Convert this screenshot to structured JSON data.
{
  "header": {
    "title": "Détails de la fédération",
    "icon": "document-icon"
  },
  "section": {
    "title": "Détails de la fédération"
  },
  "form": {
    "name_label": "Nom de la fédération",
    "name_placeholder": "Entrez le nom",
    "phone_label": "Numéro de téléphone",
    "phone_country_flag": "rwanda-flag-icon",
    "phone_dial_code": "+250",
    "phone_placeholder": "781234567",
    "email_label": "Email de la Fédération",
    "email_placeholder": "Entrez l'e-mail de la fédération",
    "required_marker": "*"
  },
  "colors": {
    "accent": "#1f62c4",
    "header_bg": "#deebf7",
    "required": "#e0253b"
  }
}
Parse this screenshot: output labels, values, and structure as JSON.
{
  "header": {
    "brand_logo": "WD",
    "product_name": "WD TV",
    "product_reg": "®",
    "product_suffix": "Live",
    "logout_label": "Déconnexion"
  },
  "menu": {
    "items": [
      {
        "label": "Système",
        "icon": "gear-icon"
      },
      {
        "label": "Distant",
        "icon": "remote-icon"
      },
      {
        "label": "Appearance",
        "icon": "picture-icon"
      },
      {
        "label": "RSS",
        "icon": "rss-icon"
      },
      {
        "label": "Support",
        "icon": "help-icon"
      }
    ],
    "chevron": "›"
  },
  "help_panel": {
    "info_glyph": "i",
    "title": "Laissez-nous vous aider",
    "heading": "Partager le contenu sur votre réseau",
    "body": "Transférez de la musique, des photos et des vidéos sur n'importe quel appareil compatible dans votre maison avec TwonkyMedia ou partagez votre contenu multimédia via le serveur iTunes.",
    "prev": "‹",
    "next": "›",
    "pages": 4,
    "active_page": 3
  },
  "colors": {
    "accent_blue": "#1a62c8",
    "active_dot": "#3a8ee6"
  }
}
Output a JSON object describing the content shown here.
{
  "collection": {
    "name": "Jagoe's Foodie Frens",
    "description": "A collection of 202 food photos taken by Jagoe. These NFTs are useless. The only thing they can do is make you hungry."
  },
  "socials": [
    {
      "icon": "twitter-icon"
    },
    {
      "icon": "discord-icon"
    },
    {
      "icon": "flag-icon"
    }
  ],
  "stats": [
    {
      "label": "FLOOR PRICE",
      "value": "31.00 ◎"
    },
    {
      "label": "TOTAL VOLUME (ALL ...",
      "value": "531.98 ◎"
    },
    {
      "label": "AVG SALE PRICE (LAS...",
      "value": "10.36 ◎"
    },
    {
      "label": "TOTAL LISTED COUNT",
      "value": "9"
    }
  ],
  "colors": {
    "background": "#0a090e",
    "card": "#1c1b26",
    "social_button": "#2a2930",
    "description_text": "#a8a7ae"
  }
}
....................
◆ **WRITTEN TASK**: Return only the count of lines in the records that hold the word "flag".

◆ **THE RESULT**: 2